-- start of EXERCISE INPUT --

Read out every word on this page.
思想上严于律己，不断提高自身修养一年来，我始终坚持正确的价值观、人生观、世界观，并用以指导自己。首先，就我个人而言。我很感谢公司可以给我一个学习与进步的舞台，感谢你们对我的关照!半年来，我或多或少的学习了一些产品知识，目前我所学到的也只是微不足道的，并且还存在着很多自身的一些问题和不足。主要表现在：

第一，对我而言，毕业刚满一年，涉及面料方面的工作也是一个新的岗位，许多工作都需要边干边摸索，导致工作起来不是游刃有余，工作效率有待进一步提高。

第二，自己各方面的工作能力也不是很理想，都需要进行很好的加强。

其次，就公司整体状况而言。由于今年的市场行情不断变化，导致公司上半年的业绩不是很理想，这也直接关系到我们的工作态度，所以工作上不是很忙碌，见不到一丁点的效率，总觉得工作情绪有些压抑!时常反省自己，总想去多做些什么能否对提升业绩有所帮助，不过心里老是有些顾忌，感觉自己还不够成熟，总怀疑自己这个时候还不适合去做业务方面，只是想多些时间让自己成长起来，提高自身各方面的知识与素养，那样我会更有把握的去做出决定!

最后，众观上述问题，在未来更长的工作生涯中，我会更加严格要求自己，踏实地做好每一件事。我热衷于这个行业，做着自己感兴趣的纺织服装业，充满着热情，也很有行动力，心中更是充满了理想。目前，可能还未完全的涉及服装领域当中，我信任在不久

-- end of EXERCISE INPUT --

- _YOUR INSTRUCTIONS_: Each entry above is to be printed again exactly.

- _WORKED ANSWER_:
Read out every word on this page.
思想上严于律己，不断提高自身修养一年来，我始终坚持正确的价值观、人生观、世界观，并用以指导自己。首先，就我个人而言。我很感谢公司可以给我一个学习与进步的舞台，感谢你们对我的关照!半年来，我或多或少的学习了一些产品知识，目前我所学到的也只是微不足道的，并且还存在着很多自身的一些问题和不足。主要表现在：

第一，对我而言，毕业刚满一年，涉及面料方面的工作也是一个新的岗位，许多工作都需要边干边摸索，导致工作起来不是游刃有余，工作效率有待进一步提高。

第二，自己各方面的工作能力也不是很理想，都需要进行很好的加强。

其次，就公司整体状况而言。由于今年的市场行情不断变化，导致公司上半年的业绩不是很理想，这也直接关系到我们的工作态度，所以工作上不是很忙碌，见不到一丁点的效率，总觉得工作情绪有些压抑!时常反省自己，总想去多做些什么能否对提升业绩有所帮助，不过心里老是有些顾忌，感觉自己还不够成熟，总怀疑自己这个时候还不适合去做业务方面，只是想多些时间让自己成长起来，提高自身各方面的知识与素养，那样我会更有把握的去做出决定!

最后，众观上述问题，在未来更长的工作生涯中，我会更加严格要求自己，踏实地做好每一件事。我热衷于这个行业，做着自己感兴趣的纺织服装业，充满着热情，也很有行动力，心中更是充满了理想。目前，可能还未完全的涉及服装领域当中，我信任在不久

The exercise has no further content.